**Required task**
Extract every line below, verbatim.

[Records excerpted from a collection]

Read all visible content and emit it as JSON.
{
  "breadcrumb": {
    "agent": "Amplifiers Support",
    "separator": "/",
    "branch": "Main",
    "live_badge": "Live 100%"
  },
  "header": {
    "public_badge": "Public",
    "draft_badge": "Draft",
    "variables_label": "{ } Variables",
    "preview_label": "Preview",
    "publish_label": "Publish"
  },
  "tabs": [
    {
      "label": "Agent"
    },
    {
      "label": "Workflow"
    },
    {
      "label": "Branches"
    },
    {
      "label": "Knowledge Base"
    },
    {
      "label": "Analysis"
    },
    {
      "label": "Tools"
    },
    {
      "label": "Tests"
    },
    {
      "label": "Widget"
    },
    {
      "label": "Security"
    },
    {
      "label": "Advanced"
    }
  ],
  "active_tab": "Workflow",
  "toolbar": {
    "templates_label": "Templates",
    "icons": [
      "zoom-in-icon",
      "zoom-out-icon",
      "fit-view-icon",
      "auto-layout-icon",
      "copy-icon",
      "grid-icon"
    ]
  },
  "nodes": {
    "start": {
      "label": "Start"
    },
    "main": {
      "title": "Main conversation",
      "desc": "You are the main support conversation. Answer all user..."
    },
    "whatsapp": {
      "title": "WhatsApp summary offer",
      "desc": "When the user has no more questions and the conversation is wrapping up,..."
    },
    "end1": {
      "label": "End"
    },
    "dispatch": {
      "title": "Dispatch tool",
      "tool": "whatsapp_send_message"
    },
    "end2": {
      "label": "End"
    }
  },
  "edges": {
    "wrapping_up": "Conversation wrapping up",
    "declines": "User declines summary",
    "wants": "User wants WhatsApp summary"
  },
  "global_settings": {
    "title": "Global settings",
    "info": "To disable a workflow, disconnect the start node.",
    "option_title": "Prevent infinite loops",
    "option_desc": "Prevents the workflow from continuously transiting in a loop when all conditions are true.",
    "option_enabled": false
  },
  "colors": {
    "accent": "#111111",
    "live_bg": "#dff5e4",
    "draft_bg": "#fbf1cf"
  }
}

**Worked answer**
Read all visible content and emit it as JSON.
{
  "breadcrumb": {
    "agent": "Amplifiers Support",
    "separator": "/",
    "branch": "Main",
    "live_badge": "Live 100%"
  },
  "header": {
    "public_badge": "Public",
    "draft_badge": "Draft",
    "variables_label": "{ } Variables",
    "preview_label": "Preview",
    "publish_label": "Publish"
  },
  "tabs": [
    {
      "label": "Agent"
    },
    {
      "label": "Workflow"
    },
    {
      "label": "Branches"
    },
    {
      "label": "Knowledge Base"
    },
    {
      "label": "Analysis"
    },
    {
      "label": "Tools"
    },
    {
      "label": "Tests"
    },
    {
      "label": "Widget"
    },
    {
      "label": "Security"
    },
    {
      "label": "Advanced"
    }
  ],
  "active_tab": "Workflow",
  "toolbar": {
    "templates_label": "Templates",
    "icons": [
      "zoom-in-icon",
      "zoom-out-icon",
      "fit-view-icon",
      "auto-layout-icon",
      "copy-icon",
      "grid-icon"
    ]
  },
  "nodes": {
    "start": {
      "label": "Start"
    },
    "main": {
      "title": "Main conversation",
      "desc": "You are the main support conversation. Answer all user..."
    },
    "whatsapp": {
      "title": "WhatsApp summary offer",
      "desc": "When the user has no more questions and the conversation is wrapping up,..."
    },
    "end1": {
      "label": "End"
    },
    "dispatch": {
      "title": "Dispatch tool",
      "tool": "whatsapp_send_message"
    },
    "end2": {
      "label": "End"
    }
  },
  "edges": {
    "wrapping_up": "Conversation wrapping up",
    "declines": "User declines summary",
    "wants": "User wants WhatsApp summary"
  },
  "global_settings": {
    "title": "Global settings",
    "info": "To disable a workflow, disconnect the start node.",
    "option_title": "Prevent infinite loops",
    "option_desc": "Prevents the workflow from continuously transiting in a loop when all conditions are true.",
    "option_enabled": false
  },
  "colors": {
    "accent": "#111111",
    "live_bg": "#dff5e4",
    "draft_bg": "#fbf1cf"
  }
}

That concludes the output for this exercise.